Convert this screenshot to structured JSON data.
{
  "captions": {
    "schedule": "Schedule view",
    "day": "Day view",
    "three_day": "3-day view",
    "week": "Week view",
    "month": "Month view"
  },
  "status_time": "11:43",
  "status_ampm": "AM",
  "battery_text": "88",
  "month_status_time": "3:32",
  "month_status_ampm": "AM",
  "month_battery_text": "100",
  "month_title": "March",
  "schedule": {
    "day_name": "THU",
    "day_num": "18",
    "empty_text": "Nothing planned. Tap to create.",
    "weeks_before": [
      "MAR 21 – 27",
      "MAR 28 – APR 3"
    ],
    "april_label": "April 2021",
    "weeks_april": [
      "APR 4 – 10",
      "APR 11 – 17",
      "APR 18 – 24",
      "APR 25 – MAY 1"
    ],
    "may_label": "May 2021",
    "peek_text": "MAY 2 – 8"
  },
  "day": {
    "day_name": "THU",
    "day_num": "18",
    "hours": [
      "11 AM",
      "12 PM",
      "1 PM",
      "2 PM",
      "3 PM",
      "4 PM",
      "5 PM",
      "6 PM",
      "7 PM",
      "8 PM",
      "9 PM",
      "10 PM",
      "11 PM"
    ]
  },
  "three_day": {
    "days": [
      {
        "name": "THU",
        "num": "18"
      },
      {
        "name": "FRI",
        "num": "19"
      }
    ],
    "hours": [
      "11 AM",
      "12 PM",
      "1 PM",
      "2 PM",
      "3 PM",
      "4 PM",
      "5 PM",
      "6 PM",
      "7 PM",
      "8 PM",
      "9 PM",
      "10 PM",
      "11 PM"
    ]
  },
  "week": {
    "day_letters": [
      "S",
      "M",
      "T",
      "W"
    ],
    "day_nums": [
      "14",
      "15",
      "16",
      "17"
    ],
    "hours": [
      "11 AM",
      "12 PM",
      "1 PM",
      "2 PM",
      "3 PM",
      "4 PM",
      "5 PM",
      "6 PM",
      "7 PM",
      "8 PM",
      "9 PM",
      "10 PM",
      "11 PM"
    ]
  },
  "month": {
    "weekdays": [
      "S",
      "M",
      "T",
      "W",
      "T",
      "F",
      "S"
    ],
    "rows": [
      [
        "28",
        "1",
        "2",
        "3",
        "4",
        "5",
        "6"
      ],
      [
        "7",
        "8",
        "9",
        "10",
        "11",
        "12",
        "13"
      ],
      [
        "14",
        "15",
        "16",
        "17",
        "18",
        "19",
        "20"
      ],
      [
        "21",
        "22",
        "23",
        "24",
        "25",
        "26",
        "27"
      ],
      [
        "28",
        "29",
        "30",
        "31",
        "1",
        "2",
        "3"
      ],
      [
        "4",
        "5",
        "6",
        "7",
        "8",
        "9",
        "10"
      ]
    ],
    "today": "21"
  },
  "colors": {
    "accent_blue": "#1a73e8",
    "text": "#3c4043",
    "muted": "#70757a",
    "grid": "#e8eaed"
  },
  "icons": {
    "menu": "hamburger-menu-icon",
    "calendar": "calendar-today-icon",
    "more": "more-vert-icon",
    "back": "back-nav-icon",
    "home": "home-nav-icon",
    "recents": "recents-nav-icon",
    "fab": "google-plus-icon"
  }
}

Task: In the entries above, find each line with the word "view" and copy it.

Final result:
    "schedule": "Schedule view",
    "day": "Day view",
    "three_day": "3-day view",
    "week": "Week view",
    "month": "Month view"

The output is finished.